(Figure collection entries)
# # # # # # #

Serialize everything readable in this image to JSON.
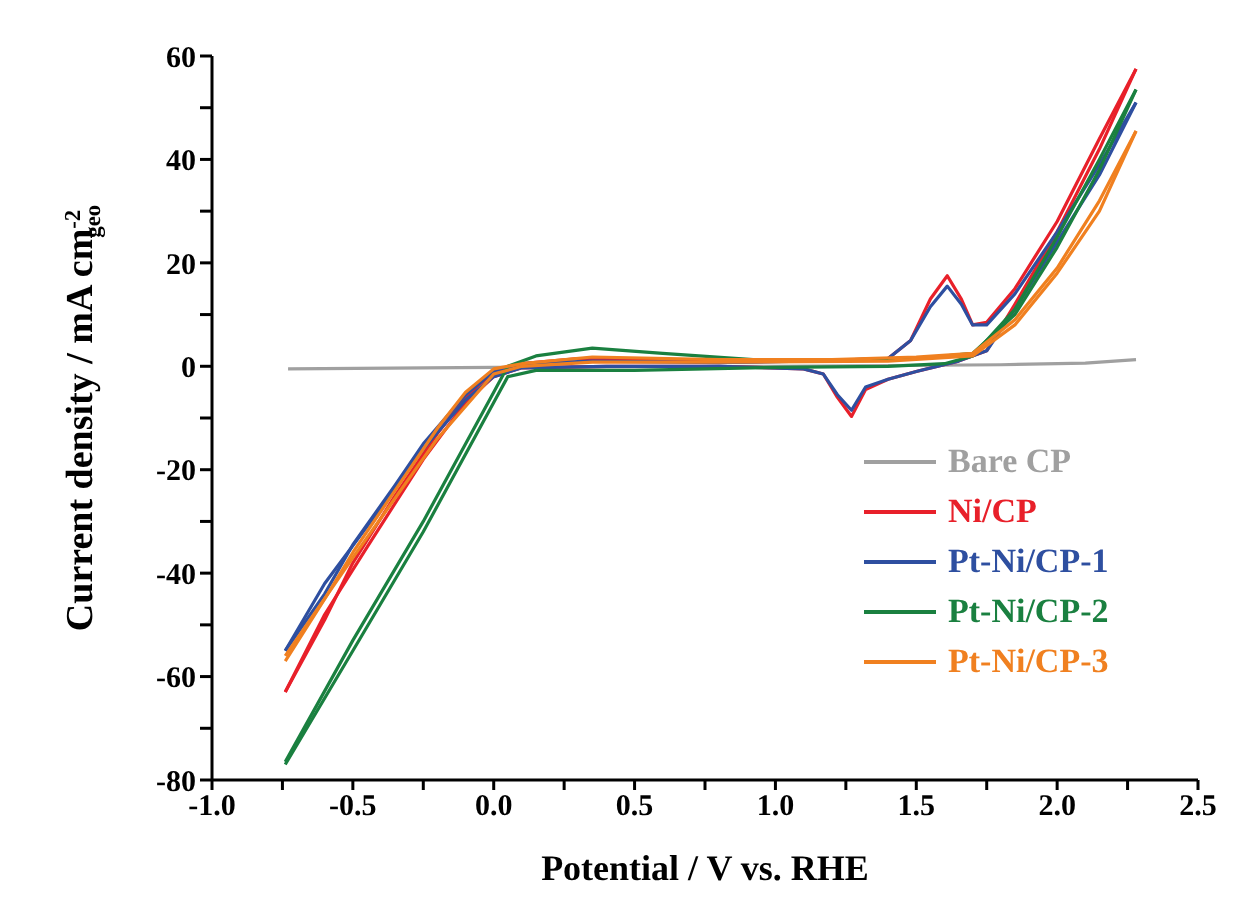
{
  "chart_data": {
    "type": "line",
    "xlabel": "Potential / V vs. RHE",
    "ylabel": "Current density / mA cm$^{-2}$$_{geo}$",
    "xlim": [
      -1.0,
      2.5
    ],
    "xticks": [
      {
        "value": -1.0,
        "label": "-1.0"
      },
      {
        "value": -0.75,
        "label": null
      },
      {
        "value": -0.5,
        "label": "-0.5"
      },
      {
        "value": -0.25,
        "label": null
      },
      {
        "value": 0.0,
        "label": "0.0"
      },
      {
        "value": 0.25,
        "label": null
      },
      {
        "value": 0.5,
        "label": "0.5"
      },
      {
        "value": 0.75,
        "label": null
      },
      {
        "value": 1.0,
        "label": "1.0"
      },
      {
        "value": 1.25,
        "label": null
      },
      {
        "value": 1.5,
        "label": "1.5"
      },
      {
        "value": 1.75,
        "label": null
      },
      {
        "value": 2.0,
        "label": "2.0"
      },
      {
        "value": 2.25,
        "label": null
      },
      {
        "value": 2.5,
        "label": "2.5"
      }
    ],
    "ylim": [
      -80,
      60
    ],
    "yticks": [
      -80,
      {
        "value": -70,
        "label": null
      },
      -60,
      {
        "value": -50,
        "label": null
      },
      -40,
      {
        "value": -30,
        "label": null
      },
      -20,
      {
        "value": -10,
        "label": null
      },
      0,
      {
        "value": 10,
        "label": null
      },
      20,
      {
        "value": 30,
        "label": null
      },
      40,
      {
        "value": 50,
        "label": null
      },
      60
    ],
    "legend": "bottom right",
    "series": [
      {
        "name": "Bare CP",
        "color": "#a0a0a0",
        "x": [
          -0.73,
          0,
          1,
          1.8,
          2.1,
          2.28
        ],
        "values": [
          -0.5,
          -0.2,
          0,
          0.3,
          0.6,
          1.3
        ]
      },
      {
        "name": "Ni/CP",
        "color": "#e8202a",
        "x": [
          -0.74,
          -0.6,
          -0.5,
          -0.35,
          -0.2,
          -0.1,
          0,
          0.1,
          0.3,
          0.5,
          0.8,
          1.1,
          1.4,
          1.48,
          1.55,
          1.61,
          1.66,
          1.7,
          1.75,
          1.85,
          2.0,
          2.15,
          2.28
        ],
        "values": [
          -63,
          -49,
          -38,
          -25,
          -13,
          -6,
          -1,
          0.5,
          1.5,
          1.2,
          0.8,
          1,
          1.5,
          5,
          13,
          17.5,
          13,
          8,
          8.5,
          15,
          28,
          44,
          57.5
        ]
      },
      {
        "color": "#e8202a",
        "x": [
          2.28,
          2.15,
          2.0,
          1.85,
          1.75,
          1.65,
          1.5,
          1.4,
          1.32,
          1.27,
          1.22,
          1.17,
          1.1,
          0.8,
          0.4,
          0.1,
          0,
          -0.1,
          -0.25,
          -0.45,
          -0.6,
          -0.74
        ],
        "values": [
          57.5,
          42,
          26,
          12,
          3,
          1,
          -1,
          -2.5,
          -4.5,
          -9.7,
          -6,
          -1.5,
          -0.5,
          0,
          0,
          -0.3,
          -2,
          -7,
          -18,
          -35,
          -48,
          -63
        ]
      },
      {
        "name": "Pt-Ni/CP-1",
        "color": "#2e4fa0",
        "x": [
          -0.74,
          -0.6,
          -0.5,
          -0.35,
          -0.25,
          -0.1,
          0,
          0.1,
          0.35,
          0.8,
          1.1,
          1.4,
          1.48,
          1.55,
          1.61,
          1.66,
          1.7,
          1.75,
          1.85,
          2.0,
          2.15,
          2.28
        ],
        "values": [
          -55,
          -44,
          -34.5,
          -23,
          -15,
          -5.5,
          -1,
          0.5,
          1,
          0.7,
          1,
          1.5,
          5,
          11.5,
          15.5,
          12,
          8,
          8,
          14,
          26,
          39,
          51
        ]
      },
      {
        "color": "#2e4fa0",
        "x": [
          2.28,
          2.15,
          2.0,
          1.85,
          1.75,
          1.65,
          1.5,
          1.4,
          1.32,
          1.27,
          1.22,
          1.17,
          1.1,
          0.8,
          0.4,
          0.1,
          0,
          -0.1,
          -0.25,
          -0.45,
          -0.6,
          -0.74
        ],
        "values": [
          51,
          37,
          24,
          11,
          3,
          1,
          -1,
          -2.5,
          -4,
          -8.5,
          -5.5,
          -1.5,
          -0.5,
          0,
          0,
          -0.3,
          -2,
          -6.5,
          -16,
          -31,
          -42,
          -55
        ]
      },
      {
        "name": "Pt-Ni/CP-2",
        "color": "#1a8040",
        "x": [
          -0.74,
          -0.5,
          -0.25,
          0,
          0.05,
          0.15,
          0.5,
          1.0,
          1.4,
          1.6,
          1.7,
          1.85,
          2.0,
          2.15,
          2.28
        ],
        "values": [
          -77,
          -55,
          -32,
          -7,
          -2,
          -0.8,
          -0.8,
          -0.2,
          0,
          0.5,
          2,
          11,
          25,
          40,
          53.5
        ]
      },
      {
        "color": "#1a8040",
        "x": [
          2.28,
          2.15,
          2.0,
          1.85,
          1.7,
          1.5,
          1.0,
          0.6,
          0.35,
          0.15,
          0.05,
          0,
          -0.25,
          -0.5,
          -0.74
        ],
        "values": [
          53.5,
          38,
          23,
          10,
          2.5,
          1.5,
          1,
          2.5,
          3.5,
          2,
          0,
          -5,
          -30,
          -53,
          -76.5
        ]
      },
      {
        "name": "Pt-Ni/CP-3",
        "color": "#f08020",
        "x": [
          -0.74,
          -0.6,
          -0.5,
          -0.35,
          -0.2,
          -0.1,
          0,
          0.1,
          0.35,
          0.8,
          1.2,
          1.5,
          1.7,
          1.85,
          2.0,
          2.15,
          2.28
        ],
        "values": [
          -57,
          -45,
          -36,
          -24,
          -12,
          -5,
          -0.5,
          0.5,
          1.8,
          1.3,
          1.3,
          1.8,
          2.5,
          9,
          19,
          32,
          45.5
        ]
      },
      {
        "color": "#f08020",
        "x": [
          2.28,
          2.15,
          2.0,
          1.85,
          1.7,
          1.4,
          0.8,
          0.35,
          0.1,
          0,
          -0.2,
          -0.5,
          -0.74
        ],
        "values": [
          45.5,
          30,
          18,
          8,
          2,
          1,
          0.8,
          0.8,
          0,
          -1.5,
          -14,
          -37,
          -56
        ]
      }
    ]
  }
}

# # # # # # #

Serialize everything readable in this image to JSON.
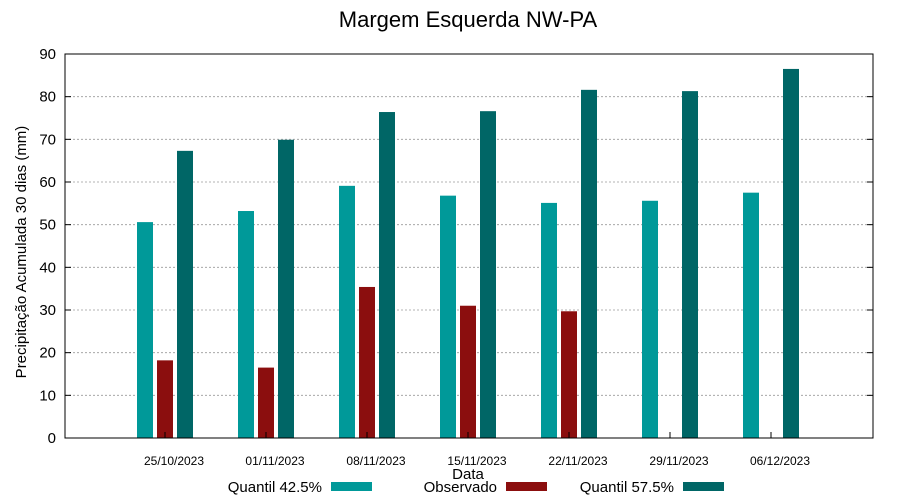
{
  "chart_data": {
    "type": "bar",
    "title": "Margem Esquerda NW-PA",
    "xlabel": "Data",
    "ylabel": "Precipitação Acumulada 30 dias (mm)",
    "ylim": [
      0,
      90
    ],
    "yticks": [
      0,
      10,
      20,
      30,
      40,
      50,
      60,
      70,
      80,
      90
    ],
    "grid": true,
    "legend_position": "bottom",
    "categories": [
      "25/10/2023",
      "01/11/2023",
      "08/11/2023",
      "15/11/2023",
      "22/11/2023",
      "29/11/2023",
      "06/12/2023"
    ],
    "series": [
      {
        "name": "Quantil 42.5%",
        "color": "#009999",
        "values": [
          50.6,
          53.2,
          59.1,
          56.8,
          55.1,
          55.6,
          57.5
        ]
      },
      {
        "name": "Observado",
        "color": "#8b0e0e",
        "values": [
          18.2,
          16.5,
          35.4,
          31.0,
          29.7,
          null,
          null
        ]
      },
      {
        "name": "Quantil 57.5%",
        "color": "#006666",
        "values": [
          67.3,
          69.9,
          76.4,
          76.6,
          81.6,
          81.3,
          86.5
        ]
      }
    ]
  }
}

# # # # # # #

Determine how many of the lines above hold the word "bottom", and output that number by itself.

RESULT
2